[Excerpts from a figure dataset]
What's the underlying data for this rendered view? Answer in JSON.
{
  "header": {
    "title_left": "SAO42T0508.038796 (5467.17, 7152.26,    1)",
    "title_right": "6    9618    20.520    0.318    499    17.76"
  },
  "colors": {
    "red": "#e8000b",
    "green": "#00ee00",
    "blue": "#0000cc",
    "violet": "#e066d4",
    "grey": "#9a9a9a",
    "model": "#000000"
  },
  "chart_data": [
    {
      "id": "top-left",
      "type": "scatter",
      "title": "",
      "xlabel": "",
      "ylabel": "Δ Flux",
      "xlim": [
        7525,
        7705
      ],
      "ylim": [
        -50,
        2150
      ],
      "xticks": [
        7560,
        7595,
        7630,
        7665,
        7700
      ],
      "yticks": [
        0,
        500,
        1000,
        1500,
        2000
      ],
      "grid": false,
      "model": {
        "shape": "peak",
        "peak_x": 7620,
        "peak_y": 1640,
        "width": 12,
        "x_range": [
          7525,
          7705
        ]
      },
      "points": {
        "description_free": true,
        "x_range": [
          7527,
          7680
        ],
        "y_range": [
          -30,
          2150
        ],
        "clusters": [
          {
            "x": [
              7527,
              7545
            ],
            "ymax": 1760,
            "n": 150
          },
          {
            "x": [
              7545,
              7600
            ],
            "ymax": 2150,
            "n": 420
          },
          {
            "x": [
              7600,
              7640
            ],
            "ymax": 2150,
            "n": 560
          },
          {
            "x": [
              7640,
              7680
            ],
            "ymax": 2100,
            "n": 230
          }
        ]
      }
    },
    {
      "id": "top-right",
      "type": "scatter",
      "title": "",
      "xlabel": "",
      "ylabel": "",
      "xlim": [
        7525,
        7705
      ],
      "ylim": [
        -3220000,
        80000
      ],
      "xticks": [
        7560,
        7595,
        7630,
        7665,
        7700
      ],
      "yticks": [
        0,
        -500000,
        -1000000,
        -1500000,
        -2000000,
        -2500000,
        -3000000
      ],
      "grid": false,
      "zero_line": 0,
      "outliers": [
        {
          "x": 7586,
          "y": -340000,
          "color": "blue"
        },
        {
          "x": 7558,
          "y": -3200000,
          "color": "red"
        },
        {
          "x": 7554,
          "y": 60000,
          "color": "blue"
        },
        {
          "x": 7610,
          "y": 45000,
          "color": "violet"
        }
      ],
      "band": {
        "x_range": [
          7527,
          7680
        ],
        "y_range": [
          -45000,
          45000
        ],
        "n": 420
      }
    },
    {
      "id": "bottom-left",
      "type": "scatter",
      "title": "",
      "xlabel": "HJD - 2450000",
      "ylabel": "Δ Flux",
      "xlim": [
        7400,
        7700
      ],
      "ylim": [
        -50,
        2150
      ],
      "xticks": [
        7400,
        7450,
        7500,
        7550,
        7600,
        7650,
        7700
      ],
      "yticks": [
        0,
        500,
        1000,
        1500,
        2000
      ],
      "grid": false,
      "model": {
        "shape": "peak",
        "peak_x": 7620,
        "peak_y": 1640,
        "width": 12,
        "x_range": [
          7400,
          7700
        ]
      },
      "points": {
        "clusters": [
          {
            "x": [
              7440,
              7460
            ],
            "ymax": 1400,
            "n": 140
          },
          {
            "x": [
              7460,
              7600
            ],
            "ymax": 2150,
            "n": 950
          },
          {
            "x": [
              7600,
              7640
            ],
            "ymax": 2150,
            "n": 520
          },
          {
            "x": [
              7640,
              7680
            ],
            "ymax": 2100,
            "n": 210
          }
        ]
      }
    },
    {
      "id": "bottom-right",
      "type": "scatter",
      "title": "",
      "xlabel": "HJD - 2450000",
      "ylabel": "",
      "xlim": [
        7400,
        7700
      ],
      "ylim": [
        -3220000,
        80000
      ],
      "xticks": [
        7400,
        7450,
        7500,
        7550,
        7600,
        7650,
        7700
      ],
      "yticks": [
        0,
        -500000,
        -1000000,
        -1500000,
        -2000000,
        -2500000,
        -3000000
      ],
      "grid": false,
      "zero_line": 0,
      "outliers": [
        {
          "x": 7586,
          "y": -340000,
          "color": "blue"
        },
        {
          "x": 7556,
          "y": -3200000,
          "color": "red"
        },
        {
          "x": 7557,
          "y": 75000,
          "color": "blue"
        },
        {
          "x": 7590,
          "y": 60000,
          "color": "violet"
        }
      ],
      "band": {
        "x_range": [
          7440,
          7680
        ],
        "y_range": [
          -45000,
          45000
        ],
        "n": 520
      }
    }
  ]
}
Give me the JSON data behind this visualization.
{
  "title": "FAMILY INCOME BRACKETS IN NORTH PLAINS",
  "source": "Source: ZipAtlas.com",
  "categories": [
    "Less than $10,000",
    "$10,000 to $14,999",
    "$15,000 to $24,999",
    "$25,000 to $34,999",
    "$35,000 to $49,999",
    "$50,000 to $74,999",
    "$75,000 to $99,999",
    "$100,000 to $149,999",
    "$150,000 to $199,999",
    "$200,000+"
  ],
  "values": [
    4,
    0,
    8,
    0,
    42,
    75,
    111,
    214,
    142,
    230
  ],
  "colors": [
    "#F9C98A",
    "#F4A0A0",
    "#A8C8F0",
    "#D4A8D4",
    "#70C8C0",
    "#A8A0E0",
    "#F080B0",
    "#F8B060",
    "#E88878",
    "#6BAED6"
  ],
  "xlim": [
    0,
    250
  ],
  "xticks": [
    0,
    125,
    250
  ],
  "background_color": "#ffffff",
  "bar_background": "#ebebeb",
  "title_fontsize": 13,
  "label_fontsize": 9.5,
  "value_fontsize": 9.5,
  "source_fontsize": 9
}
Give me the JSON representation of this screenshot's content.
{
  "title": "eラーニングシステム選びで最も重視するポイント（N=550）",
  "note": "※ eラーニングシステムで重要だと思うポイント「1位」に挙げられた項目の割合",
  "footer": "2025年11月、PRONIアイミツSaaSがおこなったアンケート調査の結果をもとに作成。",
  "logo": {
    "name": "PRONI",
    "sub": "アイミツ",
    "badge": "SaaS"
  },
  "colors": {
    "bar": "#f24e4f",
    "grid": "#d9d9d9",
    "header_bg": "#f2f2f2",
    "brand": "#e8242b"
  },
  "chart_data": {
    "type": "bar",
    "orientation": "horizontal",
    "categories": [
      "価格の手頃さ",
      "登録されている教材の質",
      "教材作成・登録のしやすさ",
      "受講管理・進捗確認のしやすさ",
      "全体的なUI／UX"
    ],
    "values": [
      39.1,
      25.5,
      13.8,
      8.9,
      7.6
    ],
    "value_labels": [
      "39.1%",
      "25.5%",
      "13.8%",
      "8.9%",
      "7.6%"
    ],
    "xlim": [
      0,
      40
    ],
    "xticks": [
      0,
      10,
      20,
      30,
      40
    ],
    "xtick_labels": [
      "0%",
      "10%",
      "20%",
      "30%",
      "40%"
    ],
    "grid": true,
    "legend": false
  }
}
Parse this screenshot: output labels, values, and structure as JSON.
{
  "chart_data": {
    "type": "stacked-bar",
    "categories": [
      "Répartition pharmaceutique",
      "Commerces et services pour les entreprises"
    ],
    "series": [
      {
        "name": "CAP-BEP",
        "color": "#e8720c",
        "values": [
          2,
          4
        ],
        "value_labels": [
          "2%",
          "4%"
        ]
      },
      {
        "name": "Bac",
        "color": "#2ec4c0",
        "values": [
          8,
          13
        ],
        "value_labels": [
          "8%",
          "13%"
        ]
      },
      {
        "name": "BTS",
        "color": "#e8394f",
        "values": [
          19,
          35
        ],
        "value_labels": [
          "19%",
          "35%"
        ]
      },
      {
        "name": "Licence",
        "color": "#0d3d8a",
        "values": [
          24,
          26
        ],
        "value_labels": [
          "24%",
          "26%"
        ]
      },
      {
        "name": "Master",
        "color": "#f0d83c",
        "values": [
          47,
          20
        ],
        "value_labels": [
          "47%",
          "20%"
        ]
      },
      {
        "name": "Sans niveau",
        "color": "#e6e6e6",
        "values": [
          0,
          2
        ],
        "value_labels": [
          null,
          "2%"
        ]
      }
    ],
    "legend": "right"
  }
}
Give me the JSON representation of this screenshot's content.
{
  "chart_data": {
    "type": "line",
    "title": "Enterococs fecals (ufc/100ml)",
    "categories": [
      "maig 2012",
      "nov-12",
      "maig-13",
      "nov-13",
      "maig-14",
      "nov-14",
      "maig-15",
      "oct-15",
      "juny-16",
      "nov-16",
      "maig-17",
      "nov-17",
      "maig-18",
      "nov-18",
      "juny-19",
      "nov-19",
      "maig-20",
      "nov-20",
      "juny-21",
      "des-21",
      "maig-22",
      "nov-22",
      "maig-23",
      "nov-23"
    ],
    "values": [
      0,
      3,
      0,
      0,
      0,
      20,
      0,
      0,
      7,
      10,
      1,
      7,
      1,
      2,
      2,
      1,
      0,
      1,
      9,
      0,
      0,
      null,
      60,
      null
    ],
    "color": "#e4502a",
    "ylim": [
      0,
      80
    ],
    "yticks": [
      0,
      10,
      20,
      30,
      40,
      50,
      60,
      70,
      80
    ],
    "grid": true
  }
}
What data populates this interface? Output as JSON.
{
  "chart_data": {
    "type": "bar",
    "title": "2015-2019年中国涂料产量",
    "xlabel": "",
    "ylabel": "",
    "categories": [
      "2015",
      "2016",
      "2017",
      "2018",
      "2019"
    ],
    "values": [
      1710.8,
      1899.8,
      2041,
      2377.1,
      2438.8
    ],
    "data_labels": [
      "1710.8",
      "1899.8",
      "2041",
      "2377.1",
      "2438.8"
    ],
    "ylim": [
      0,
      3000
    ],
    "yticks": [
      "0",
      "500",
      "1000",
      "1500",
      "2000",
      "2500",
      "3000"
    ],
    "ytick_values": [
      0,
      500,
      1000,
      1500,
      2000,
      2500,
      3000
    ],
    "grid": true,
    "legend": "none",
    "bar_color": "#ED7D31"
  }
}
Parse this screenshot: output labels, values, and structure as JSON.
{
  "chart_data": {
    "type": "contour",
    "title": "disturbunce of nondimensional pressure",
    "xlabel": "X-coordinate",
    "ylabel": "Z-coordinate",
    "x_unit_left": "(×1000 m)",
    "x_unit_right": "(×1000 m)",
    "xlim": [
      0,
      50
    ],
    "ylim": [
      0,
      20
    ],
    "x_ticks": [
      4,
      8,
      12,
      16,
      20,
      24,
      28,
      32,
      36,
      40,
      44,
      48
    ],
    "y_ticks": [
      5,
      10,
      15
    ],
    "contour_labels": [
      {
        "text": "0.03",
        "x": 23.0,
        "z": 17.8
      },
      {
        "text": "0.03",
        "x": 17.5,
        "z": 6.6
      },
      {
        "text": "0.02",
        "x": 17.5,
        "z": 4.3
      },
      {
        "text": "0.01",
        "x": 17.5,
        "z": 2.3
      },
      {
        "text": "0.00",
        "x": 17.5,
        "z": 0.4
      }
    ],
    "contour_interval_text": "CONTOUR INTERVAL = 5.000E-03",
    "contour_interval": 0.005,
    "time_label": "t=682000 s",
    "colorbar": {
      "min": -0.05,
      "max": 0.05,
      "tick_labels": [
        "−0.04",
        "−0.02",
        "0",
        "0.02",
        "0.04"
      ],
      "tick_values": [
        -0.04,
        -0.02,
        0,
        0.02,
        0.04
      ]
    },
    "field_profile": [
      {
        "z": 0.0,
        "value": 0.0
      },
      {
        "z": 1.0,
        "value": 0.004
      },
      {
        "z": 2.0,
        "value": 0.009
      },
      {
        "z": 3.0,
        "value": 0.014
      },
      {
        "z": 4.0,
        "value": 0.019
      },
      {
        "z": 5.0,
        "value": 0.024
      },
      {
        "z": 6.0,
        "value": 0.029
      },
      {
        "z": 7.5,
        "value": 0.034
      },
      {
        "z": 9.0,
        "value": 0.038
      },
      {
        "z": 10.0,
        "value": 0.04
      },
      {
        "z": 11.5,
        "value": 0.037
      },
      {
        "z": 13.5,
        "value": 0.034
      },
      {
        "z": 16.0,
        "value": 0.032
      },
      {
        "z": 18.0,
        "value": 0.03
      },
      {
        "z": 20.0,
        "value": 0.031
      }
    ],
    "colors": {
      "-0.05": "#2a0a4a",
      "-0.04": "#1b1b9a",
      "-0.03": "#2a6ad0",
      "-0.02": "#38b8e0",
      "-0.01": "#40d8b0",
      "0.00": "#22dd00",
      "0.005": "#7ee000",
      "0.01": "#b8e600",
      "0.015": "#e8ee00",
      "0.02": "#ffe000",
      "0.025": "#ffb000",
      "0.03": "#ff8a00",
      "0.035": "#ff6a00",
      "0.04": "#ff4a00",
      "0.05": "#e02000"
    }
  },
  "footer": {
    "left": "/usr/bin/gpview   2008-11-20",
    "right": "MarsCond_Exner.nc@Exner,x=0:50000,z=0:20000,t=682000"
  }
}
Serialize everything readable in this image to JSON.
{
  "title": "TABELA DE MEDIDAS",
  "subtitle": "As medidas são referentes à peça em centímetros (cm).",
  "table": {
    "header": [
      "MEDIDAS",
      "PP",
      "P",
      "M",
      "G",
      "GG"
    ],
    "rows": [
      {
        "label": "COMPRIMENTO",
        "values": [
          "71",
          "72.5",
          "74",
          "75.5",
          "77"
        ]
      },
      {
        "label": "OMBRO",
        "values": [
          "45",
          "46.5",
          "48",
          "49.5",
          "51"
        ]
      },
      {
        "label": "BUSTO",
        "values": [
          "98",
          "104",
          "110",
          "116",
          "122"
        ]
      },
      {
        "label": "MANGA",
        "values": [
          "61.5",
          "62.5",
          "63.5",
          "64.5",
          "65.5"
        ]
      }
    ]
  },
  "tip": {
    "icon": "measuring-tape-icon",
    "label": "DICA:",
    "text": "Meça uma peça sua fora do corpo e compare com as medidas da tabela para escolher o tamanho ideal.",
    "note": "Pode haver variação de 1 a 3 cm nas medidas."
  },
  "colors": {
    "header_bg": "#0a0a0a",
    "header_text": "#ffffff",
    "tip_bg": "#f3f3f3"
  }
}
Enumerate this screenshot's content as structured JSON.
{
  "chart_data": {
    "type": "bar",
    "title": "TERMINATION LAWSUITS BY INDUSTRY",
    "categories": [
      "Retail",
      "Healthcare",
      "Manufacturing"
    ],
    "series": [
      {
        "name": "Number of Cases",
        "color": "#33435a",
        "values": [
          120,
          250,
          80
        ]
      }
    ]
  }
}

Exercise -
Extract every line containing the string "this" from the data above.

Result -
What's the underlying data for this rendered view? Answer in JSON.
Give me the JSON data behind this visualization.
Give me the JSON representation of this screenshot's content.
Parse this screenshot: output labels, values, and structure as JSON.
Give me the JSON representation of this screenshot's content.
What data populates this interface? Output as JSON.
Parse this screenshot: output labels, values, and structure as JSON.
Serialize everything readable in this image to JSON.
Enumerate this screenshot's content as structured JSON.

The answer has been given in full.